■ EXTRAIT DU DOCUMENT:
======

L'auteur et sa propriété
Dominique Arot
A l’initiative de la Société des gens de lettres (sgdl) et de la Maison des écrivains, s’est tenu du 23 au 25 octobre 1997, à l’Hôtel de Massa à Paris, un colloque important par l’actualité de son sujet, par le nombre de participants et par le haut niveau des intervenants, sur le thème « L’auteur et sa propriété ».
Les titres mêmes des quatre tables rondes autour desquelles s’organisaient les débats : « L’auteur et la postérité », « Les avatars de la propriété littéraire », « Déconstruction du droit d’auteur », et « De nouvelles marques pour l’écrit » montraient la volonté des organisateurs d’examiner la portée morale et la philosophie de la propriété intellectuelle avant même d’en proposer une quelconque refondation juridique, en particulier dans le cadre des réseaux électroniques.
En ouverture de ces journées, le président de la sgdl, François Coupry, en appelait aux principes fondateurs de la République en citant Lakanal : « La propriété intellectuelle est la plus légitime et la plus sacrée des propriétés ». L’écrivain québécois, Louis Gautier, se faisait d’emblée l’écho du doute de nombreux intervenants : « Sommes-nous propriétaires de quelque chose ? », en observant qu’on ne devient pas écrivain pour le droit d’auteur, pas plus qu’on ne vit d’une œuvre, ce qui le conduisait à contester le principe et l’application du droit de prêt.

======

■ DONNÉES ENREGISTRÉES:
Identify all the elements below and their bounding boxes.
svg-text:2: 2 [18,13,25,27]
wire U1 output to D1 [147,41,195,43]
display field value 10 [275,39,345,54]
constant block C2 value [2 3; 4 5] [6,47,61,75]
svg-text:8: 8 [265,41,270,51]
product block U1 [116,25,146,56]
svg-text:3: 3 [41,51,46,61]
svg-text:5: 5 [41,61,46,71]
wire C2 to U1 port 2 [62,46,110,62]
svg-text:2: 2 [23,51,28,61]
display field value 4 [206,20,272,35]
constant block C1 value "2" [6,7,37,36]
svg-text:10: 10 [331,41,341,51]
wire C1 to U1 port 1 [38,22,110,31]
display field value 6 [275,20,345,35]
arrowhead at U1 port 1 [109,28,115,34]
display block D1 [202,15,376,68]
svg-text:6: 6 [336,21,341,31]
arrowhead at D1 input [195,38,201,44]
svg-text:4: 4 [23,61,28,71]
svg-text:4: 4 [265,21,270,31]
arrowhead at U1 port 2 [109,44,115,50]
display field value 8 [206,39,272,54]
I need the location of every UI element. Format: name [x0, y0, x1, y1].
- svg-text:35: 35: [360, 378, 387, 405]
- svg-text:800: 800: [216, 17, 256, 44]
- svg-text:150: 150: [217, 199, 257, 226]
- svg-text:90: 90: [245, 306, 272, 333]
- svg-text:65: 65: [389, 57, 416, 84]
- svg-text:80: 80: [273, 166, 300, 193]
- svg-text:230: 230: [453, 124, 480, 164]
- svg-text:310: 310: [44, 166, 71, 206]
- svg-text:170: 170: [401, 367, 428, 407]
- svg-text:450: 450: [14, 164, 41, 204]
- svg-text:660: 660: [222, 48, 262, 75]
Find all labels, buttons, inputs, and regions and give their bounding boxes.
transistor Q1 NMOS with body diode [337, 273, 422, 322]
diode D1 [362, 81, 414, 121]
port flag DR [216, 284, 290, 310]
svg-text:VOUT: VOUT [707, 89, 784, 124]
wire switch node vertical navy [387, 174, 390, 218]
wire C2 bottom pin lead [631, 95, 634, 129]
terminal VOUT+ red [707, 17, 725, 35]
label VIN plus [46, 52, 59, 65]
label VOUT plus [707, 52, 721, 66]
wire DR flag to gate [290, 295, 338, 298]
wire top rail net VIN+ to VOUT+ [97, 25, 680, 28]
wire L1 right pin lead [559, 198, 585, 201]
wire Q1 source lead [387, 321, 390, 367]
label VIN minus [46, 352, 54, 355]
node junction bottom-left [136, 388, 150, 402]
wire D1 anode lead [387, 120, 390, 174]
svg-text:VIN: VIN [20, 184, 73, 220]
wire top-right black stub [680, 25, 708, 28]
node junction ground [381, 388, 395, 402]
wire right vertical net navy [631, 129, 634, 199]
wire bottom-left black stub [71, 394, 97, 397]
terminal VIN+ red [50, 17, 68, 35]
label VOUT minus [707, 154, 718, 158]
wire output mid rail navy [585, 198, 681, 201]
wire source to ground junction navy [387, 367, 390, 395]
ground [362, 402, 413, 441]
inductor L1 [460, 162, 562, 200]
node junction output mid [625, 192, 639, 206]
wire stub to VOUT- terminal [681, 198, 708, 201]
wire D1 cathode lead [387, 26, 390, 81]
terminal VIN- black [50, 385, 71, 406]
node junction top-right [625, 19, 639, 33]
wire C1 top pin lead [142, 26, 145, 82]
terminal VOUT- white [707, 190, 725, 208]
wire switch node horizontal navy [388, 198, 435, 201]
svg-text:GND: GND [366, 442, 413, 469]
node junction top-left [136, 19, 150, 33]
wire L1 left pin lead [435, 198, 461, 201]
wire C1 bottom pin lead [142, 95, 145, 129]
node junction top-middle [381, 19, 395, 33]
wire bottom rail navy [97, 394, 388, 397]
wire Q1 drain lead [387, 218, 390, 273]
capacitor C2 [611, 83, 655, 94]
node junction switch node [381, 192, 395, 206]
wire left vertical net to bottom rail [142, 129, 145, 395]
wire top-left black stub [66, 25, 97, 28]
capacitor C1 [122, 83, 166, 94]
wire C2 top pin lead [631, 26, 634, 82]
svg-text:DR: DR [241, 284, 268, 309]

======

■ TÂCHES:
1) Pouvez-vous reproduire fidèlement le passage du compte rendu du colloque sur l'auteur et sa propriété qui commence par les mots contenant « L'auteur et sa » et se termine par « des réseaux électroniques. » ?
2) Rédigez la suite du compte rendu du colloque sur l'auteur et sa propriété, en reprenant juste après sa dernière phrase.

■ RÉPONSES AUX TÂCHES:
1)
L'auteur et sa propriété
Dominique Arot
A l’initiative de la Société des gens de lettres (sgdl) et de la Maison des écrivains, s’est tenu du 23 au 25 octobre 1997, à l’Hôtel de Massa à Paris, un colloque important par l’actualité de son sujet, par le nombre de participants et par le haut niveau des intervenants, sur le thème « L’auteur et sa propriété ».
Les titres mêmes des quatre tables rondes autour desquelles s’organisaient les débats : « L’auteur et la postérité », « Les avatars de la propriété littéraire », « Déconstruction du droit d’auteur », et « De nouvelles marques pour l’écrit » montraient la volonté des organisateurs d’examiner la portée morale et la philosophie de la propriété intellectuelle avant même d’en proposer une quelconque refondation juridique, en particulier dans le cadre des réseaux électroniques.

2)
Pierre Pachet, sollicitant, à l’instar d’autres orateurs, la fameuse conférence de Michel Foucault sur l’auteur, questionnait le rapport de l’individu et de l’œuvre : l’œuvre est liée à un vouloir, à des décisions, même si le texte n’est pas une invention dont on déposerait le brevet. Philippe Sollers, rejetant la mythologie de l’auteur « propriétaire », poussait plus loin le propos en constatant avec amertume qu’on trouvait partout des auteurs, mais, hélas, de moins en moins de lecteurs.
La contribution de l’histoire du livre
Roger Chartier apportait de manière brillante la contribution de l’histoire du livre au débat, et mettait en lumière quelques oppositions essentielles : entre catégories juridiques et esthétiques, entre création originale et démultiplication du texte, entre appropriation juridique et herméneutique. Car si l’auteur contrôle la signification, le lecteur construit le sens. D’un point de vue historique, la première appropriation est de nature pénale : si l’on punit un discours de transgression, c’est que l’on reconnaît son auteur.
La publication en 1616 des œuvres de Ben Jonson marque une étape importante, puisque, jusqu’alors, les œuvres théâtrales étaient la propriété des directeurs de théâtre. En 1701, le terme de copyright apparaît dans les registres des libraires et imprimeurs londoniens. Il y a là, tout à la fois, une forme de traduction de la théorie du droit naturel de Locke (l’homme est propriétaire de son corps et de ses œuvres) et la perpétuation d’un privilège corporatif. Le contrat de Milton pour son Paradise Lost prévoit qu’il sera rémunéré en argent lors de chacune des rééditions de l’œuvre.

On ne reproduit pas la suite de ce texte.